Short task
Check the listing below line by line and report how many lines hold "представителя", with no other words.

[Records from a dataset]
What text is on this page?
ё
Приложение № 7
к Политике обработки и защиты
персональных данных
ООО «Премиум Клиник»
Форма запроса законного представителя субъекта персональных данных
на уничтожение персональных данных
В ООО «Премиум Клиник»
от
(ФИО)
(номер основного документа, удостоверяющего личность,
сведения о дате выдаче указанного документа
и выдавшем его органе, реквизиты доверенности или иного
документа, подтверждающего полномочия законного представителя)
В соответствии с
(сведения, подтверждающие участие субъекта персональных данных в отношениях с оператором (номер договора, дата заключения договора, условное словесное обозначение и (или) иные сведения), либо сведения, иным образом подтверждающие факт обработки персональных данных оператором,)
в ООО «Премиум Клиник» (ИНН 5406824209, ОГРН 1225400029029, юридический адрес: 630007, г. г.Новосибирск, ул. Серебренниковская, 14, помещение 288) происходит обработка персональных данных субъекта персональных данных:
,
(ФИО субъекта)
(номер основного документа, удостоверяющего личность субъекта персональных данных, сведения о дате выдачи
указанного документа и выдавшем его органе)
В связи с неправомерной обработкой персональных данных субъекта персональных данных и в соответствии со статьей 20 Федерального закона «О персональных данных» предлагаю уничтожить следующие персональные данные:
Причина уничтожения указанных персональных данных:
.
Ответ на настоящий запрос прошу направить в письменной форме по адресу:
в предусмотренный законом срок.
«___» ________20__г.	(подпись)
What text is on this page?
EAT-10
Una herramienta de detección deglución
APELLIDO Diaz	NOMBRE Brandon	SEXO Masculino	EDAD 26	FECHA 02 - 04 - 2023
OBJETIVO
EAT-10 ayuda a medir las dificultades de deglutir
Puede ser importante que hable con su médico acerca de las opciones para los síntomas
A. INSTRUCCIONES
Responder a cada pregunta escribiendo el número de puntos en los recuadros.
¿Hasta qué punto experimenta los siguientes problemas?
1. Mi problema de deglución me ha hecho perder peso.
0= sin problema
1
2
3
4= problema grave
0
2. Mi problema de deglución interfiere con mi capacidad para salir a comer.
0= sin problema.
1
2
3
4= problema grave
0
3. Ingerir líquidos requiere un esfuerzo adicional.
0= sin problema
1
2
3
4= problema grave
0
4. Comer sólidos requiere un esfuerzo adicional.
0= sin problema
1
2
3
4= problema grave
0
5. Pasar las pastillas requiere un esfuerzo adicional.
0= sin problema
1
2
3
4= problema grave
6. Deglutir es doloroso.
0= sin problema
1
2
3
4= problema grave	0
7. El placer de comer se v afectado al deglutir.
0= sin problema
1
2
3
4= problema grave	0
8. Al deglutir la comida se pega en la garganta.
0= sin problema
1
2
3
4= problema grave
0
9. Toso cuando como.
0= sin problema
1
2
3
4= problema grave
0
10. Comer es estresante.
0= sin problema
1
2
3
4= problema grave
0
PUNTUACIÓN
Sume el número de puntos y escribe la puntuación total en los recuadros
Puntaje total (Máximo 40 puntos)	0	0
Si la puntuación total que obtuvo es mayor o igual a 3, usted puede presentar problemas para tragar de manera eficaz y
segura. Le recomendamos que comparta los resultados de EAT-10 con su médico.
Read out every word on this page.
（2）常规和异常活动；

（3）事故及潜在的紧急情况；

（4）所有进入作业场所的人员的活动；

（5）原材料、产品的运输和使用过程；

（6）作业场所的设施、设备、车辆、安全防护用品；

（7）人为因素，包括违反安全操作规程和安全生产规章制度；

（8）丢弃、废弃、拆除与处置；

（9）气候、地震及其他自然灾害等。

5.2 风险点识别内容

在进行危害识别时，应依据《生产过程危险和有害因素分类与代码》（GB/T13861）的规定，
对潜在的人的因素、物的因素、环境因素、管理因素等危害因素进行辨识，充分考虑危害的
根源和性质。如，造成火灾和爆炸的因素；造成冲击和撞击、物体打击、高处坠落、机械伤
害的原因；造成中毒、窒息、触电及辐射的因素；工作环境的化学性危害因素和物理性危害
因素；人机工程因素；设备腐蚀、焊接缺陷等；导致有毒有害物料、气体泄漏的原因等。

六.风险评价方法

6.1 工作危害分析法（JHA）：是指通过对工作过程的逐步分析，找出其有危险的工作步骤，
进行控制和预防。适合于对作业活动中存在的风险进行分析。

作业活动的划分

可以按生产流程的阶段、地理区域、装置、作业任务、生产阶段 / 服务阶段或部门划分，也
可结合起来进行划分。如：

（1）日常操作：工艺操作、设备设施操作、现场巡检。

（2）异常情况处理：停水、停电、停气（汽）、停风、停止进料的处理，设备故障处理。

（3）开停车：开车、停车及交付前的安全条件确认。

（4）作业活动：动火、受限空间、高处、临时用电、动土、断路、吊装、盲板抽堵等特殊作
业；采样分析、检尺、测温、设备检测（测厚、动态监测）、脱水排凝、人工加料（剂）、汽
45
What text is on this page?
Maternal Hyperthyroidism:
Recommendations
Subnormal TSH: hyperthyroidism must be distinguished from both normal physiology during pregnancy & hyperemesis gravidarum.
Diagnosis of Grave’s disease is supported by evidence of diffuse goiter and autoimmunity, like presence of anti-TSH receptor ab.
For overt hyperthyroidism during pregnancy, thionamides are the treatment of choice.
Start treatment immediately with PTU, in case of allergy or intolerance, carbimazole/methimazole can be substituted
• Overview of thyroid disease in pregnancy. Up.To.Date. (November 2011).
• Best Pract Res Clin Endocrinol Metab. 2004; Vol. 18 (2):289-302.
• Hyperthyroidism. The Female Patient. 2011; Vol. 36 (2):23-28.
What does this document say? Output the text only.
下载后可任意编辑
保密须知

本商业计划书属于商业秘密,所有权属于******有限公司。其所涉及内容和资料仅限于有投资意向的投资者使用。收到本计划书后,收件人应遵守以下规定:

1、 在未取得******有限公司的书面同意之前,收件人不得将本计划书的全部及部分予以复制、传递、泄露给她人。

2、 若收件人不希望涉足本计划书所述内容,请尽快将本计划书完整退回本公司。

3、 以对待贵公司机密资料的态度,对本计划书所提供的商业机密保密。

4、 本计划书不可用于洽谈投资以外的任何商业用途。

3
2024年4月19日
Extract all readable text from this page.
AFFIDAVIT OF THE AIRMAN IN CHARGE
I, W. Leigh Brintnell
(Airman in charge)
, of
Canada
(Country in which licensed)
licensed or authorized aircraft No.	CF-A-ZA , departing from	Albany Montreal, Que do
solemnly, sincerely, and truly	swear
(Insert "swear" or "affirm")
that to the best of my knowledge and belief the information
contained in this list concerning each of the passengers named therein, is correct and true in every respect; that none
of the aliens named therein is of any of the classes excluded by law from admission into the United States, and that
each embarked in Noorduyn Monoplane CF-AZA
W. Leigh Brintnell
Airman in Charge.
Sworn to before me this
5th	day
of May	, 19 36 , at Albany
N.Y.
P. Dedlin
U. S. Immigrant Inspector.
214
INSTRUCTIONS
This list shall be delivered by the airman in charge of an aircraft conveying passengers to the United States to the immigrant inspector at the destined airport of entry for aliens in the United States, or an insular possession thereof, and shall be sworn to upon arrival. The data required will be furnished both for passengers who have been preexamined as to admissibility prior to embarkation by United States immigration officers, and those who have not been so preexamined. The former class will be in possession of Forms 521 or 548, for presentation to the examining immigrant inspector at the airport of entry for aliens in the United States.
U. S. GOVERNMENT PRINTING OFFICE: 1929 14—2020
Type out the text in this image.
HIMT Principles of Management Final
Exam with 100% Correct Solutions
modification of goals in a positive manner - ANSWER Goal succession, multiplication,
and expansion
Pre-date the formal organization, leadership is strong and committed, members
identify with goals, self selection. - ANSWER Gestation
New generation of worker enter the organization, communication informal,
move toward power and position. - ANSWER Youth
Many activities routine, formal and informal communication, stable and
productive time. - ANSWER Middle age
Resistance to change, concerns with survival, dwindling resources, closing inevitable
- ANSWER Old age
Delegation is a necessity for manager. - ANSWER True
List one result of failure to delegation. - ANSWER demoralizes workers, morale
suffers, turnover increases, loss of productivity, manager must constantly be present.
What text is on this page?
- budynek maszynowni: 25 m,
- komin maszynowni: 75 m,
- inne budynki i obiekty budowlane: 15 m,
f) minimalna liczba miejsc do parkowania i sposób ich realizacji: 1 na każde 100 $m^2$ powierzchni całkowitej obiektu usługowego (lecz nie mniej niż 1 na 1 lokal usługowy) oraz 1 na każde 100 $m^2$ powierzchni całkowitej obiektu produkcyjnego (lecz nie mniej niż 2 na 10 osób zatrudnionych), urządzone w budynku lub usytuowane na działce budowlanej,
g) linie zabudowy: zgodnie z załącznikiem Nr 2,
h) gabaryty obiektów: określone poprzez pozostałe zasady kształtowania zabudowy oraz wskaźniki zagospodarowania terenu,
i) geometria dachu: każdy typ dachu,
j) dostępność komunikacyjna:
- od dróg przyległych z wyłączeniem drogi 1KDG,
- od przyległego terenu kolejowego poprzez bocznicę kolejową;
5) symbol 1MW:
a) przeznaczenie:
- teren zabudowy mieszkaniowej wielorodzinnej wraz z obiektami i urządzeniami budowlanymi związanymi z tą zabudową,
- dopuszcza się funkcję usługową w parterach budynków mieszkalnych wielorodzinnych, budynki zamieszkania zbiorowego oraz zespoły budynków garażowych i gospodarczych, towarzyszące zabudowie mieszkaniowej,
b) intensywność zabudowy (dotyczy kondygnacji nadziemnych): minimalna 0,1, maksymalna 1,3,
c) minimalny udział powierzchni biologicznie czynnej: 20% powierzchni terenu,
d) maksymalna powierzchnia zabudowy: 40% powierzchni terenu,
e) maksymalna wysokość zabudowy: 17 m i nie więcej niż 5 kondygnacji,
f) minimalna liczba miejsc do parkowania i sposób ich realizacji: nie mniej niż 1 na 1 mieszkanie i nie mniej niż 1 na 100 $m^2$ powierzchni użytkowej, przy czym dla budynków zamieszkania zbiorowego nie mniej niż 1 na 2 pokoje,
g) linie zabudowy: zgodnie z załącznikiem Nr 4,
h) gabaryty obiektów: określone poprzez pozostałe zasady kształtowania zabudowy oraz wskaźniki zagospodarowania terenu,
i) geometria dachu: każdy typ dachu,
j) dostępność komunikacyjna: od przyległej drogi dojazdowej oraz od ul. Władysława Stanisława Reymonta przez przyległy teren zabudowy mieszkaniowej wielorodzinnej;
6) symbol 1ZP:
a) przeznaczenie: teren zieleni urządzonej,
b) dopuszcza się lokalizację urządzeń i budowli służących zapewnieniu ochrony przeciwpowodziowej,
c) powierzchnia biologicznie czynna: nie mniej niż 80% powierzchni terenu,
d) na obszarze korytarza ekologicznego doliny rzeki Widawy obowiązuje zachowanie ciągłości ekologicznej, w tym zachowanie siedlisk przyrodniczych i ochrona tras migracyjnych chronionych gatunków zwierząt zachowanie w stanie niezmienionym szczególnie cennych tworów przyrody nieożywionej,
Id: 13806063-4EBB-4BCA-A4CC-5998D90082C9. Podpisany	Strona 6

Result for this task
2